* **WRITTEN INSTRUCTION**: Which lines include the word "전국금속노동조합"? Copy each of them.
┌──
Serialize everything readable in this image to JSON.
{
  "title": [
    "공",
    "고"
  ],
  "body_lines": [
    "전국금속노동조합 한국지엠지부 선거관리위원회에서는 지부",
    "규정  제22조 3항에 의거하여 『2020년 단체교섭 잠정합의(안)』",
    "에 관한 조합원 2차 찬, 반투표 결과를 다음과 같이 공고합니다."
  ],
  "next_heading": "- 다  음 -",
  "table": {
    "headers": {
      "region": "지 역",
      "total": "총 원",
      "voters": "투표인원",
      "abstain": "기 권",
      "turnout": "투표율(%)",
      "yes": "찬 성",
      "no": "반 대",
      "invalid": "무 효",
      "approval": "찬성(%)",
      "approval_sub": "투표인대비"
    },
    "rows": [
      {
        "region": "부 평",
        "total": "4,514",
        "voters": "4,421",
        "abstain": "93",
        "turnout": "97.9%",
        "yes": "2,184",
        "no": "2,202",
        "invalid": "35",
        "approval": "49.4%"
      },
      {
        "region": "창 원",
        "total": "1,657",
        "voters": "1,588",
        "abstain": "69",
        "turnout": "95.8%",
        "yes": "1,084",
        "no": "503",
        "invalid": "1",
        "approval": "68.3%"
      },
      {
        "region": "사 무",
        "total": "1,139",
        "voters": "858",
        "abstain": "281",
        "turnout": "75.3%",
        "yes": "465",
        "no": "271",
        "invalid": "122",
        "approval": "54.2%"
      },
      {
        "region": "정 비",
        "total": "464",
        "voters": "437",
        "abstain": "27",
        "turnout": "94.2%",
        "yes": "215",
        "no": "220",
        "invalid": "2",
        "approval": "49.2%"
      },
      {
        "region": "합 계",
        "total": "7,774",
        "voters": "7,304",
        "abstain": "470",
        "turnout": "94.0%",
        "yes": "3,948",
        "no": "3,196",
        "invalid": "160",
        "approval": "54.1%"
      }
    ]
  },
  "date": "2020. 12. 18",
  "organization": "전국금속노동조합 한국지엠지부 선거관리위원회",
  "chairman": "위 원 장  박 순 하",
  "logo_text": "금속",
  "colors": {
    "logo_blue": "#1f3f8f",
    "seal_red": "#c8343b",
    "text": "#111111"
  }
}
└──
* **ANSWER TO THIS EXERCISE**:
    "전국금속노동조합 한국지엠지부 선거관리위원회에서는 지부",
  "organization": "전국금속노동조합 한국지엠지부 선거관리위원회",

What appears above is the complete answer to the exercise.